Print out the material that follows word for word.

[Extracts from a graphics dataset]
════

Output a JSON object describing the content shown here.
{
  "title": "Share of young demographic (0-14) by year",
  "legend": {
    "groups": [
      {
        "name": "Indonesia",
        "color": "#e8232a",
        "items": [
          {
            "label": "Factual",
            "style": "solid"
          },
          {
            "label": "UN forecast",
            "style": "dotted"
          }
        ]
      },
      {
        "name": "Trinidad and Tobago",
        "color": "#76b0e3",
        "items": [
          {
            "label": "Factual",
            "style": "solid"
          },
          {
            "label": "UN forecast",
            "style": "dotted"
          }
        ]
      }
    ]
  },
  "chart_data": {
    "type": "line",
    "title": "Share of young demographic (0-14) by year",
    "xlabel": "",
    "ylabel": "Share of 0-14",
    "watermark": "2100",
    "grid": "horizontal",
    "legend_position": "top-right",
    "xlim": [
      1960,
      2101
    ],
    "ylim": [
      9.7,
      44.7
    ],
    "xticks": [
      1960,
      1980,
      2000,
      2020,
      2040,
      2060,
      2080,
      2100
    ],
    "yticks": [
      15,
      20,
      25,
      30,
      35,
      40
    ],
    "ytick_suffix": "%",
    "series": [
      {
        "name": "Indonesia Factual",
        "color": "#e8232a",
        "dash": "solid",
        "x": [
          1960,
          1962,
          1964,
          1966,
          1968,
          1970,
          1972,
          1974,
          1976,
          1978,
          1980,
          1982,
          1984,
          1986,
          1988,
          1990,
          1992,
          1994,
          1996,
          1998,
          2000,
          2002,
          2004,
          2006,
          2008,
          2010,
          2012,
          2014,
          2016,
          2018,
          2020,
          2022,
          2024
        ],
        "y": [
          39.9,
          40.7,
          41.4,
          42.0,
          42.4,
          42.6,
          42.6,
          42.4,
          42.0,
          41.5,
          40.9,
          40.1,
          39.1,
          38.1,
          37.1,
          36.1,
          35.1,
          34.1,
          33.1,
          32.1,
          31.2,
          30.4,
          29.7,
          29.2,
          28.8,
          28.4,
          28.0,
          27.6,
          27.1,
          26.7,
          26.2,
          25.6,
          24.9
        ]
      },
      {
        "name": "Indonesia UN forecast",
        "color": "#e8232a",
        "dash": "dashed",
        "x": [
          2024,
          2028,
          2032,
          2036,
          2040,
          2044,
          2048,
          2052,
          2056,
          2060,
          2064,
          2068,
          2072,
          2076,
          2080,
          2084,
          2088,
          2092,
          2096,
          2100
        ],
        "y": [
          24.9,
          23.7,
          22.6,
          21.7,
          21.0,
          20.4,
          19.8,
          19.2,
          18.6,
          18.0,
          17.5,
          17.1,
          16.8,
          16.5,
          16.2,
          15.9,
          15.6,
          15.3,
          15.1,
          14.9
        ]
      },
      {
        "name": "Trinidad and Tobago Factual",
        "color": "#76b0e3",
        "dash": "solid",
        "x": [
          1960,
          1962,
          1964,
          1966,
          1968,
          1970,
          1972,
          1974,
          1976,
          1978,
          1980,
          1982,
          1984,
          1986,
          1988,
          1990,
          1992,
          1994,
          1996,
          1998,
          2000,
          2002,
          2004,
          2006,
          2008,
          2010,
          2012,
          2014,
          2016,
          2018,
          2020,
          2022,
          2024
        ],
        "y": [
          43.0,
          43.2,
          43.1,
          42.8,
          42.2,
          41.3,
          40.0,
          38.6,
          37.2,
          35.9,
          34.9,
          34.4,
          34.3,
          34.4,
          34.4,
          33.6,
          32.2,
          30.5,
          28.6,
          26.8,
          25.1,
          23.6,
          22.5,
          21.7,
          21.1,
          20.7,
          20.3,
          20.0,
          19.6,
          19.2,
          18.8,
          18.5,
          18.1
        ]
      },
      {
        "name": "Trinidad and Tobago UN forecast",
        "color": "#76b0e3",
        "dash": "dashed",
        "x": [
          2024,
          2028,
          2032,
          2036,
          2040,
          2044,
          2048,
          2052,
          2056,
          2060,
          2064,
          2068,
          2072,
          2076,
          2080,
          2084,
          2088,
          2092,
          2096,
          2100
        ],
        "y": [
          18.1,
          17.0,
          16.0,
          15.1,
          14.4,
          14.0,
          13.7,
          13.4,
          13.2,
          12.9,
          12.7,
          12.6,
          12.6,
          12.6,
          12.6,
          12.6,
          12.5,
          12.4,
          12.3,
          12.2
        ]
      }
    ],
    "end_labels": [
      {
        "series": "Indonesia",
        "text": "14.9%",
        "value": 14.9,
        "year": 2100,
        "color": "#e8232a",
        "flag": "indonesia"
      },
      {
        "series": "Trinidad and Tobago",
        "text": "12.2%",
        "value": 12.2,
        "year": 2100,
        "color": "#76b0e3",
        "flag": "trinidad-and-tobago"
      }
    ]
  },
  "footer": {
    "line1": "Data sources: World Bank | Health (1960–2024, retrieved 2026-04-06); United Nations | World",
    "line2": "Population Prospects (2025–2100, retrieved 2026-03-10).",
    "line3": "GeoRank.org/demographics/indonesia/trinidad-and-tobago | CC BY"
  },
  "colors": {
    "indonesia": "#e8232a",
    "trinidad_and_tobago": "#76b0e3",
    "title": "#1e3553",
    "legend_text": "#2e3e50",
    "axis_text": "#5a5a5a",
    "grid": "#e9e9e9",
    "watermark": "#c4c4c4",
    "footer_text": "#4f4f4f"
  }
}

════

- _Solution to this problem_
Output a JSON object describing the content shown here.
{
  "title": "Share of young demographic (0-14) by year",
  "legend": {
    "groups": [
      {
        "name": "Indonesia",
        "color": "#e8232a",
        "items": [
          {
            "label": "Factual",
            "style": "solid"
          },
          {
            "label": "UN forecast",
            "style": "dotted"
          }
        ]
      },
      {
        "name": "Trinidad and Tobago",
        "color": "#76b0e3",
        "items": [
          {
            "label": "Factual",
            "style": "solid"
          },
          {
            "label": "UN forecast",
            "style": "dotted"
          }
        ]
      }
    ]
  },
  "chart_data": {
    "type": "line",
    "title": "Share of young demographic (0-14) by year",
    "xlabel": "",
    "ylabel": "Share of 0-14",
    "watermark": "2100",
    "grid": "horizontal",
    "legend_position": "top-right",
    "xlim": [
      1960,
      2101
    ],
    "ylim": [
      9.7,
      44.7
    ],
    "xticks": [
      1960,
      1980,
      2000,
      2020,
      2040,
      2060,
      2080,
      2100
    ],
    "yticks": [
      15,
      20,
      25,
      30,
      35,
      40
    ],
    "ytick_suffix": "%",
    "series": [
      {
        "name": "Indonesia Factual",
        "color": "#e8232a",
        "dash": "solid",
        "x": [
          1960,
          1962,
          1964,
          1966,
          1968,
          1970,
          1972,
          1974,
          1976,
          1978,
          1980,
          1982,
          1984,
          1986,
          1988,
          1990,
          1992,
          1994,
          1996,
          1998,
          2000,
          2002,
          2004,
          2006,
          2008,
          2010,
          2012,
          2014,
          2016,
          2018,
          2020,
          2022,
          2024
        ],
        "y": [
          39.9,
          40.7,
          41.4,
          42.0,
          42.4,
          42.6,
          42.6,
          42.4,
          42.0,
          41.5,
          40.9,
          40.1,
          39.1,
          38.1,
          37.1,
          36.1,
          35.1,
          34.1,
          33.1,
          32.1,
          31.2,
          30.4,
          29.7,
          29.2,
          28.8,
          28.4,
          28.0,
          27.6,
          27.1,
          26.7,
          26.2,
          25.6,
          24.9
        ]
      },
      {
        "name": "Indonesia UN forecast",
        "color": "#e8232a",
        "dash": "dashed",
        "x": [
          2024,
          2028,
          2032,
          2036,
          2040,
          2044,
          2048,
          2052,
          2056,
          2060,
          2064,
          2068,
          2072,
          2076,
          2080,
          2084,
          2088,
          2092,
          2096,
          2100
        ],
        "y": [
          24.9,
          23.7,
          22.6,
          21.7,
          21.0,
          20.4,
          19.8,
          19.2,
          18.6,
          18.0,
          17.5,
          17.1,
          16.8,
          16.5,
          16.2,
          15.9,
          15.6,
          15.3,
          15.1,
          14.9
        ]
      },
      {
        "name": "Trinidad and Tobago Factual",
        "color": "#76b0e3",
        "dash": "solid",
        "x": [
          1960,
          1962,
          1964,
          1966,
          1968,
          1970,
          1972,
          1974,
          1976,
          1978,
          1980,
          1982,
          1984,
          1986,
          1988,
          1990,
          1992,
          1994,
          1996,
          1998,
          2000,
          2002,
          2004,
          2006,
          2008,
          2010,
          2012,
          2014,
          2016,
          2018,
          2020,
          2022,
          2024
        ],
        "y": [
          43.0,
          43.2,
          43.1,
          42.8,
          42.2,
          41.3,
          40.0,
          38.6,
          37.2,
          35.9,
          34.9,
          34.4,
          34.3,
          34.4,
          34.4,
          33.6,
          32.2,
          30.5,
          28.6,
          26.8,
          25.1,
          23.6,
          22.5,
          21.7,
          21.1,
          20.7,
          20.3,
          20.0,
          19.6,
          19.2,
          18.8,
          18.5,
          18.1
        ]
      },
      {
        "name": "Trinidad and Tobago UN forecast",
        "color": "#76b0e3",
        "dash": "dashed",
        "x": [
          2024,
          2028,
          2032,
          2036,
          2040,
          2044,
          2048,
          2052,
          2056,
          2060,
          2064,
          2068,
          2072,
          2076,
          2080,
          2084,
          2088,
          2092,
          2096,
          2100
        ],
        "y": [
          18.1,
          17.0,
          16.0,
          15.1,
          14.4,
          14.0,
          13.7,
          13.4,
          13.2,
          12.9,
          12.7,
          12.6,
          12.6,
          12.6,
          12.6,
          12.6,
          12.5,
          12.4,
          12.3,
          12.2
        ]
      }
    ],
    "end_labels": [
      {
        "series": "Indonesia",
        "text": "14.9%",
        "value": 14.9,
        "year": 2100,
        "color": "#e8232a",
        "flag": "indonesia"
      },
      {
        "series": "Trinidad and Tobago",
        "text": "12.2%",
        "value": 12.2,
        "year": 2100,
        "color": "#76b0e3",
        "flag": "trinidad-and-tobago"
      }
    ]
  },
  "footer": {
    "line1": "Data sources: World Bank | Health (1960–2024, retrieved 2026-04-06); United Nations | World",
    "line2": "Population Prospects (2025–2100, retrieved 2026-03-10).",
    "line3": "GeoRank.org/demographics/indonesia/trinidad-and-tobago | CC BY"
  },
  "colors": {
    "indonesia": "#e8232a",
    "trinidad_and_tobago": "#76b0e3",
    "title": "#1e3553",
    "legend_text": "#2e3e50",
    "axis_text": "#5a5a5a",
    "grid": "#e9e9e9",
    "watermark": "#c4c4c4",
    "footer_text": "#4f4f4f"
  }
}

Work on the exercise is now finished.